LISTED RECORDS
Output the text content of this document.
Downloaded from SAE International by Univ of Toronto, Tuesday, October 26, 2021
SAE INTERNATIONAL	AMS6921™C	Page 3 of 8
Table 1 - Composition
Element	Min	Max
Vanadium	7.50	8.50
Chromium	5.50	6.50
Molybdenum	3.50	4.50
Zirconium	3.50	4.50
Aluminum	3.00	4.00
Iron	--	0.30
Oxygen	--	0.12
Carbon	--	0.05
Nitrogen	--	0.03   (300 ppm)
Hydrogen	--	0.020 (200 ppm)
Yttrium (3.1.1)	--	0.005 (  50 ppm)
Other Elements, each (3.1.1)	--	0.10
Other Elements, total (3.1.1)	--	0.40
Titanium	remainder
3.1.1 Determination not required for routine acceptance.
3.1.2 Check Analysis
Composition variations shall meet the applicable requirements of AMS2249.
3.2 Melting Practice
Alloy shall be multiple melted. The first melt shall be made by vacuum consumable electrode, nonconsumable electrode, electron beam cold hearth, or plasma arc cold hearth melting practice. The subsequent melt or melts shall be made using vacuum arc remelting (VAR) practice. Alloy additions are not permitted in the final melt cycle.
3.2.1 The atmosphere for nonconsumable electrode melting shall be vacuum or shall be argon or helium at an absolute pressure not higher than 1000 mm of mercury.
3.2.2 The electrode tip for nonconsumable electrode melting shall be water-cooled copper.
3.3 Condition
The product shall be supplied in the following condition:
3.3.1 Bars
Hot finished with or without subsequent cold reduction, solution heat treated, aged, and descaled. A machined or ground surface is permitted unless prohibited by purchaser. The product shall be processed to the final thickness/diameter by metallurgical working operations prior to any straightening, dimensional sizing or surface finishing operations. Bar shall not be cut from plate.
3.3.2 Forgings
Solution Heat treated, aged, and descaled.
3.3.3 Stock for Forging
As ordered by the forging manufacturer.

WHAT IS EXPECTED
Reproduce all of the entries word for word.

RESULT OF THE TASK
Output the text content of this document.
Downloaded from SAE International by Univ of Toronto, Tuesday, October 26, 2021
SAE INTERNATIONAL	AMS6921™C	Page 3 of 8
Table 1 - Composition
Element	Min	Max
Vanadium	7.50	8.50
Chromium	5.50	6.50
Molybdenum	3.50	4.50
Zirconium	3.50	4.50
Aluminum	3.00	4.00
Iron	--	0.30
Oxygen	--	0.12
Carbon	--	0.05
Nitrogen	--	0.03   (300 ppm)
Hydrogen	--	0.020 (200 ppm)
Yttrium (3.1.1)	--	0.005 (  50 ppm)
Other Elements, each (3.1.1)	--	0.10
Other Elements, total (3.1.1)	--	0.40
Titanium	remainder
3.1.1 Determination not required for routine acceptance.
3.1.2 Check Analysis
Composition variations shall meet the applicable requirements of AMS2249.
3.2 Melting Practice
Alloy shall be multiple melted. The first melt shall be made by vacuum consumable electrode, nonconsumable electrode, electron beam cold hearth, or plasma arc cold hearth melting practice. The subsequent melt or melts shall be made using vacuum arc remelting (VAR) practice. Alloy additions are not permitted in the final melt cycle.
3.2.1 The atmosphere for nonconsumable electrode melting shall be vacuum or shall be argon or helium at an absolute pressure not higher than 1000 mm of mercury.
3.2.2 The electrode tip for nonconsumable electrode melting shall be water-cooled copper.
3.3 Condition
The product shall be supplied in the following condition:
3.3.1 Bars
Hot finished with or without subsequent cold reduction, solution heat treated, aged, and descaled. A machined or ground surface is permitted unless prohibited by purchaser. The product shall be processed to the final thickness/diameter by metallurgical working operations prior to any straightening, dimensional sizing or surface finishing operations. Bar shall not be cut from plate.
3.3.2 Forgings
Solution Heat treated, aged, and descaled.
3.3.3 Stock for Forging
As ordered by the forging manufacturer.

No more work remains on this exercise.